(Records about charts and figures)
★ ★ ★ ★ ★ ★ ★

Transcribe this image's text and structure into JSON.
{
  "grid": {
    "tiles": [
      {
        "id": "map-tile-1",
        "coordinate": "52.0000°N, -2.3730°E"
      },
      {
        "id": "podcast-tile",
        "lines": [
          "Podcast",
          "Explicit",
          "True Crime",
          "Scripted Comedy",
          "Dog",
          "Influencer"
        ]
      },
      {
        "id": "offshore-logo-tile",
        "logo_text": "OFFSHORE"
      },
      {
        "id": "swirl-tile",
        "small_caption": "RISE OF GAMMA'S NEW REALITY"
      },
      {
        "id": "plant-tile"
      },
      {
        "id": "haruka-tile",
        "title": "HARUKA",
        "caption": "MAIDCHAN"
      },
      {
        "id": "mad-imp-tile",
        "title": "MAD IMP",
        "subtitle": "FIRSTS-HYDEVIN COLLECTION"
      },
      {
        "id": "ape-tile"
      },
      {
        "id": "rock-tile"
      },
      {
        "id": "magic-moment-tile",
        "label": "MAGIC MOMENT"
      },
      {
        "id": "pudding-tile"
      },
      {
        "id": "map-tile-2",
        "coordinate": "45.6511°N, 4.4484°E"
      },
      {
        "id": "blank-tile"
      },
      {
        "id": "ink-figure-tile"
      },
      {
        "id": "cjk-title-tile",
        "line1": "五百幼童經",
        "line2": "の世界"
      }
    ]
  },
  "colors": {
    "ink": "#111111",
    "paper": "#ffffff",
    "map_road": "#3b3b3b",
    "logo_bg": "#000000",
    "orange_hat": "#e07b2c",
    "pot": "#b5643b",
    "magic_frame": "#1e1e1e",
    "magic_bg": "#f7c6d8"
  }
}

★ ★ ★ ★ ★ ★ ★

### EXERCISE
Gather each line from the entries above that includes the word "coordinate".

### SOLUTION FOR THIS EXERCISE
        "coordinate": "52.0000°N, -2.3730°E"
        "coordinate": "45.6511°N, 4.4484°E"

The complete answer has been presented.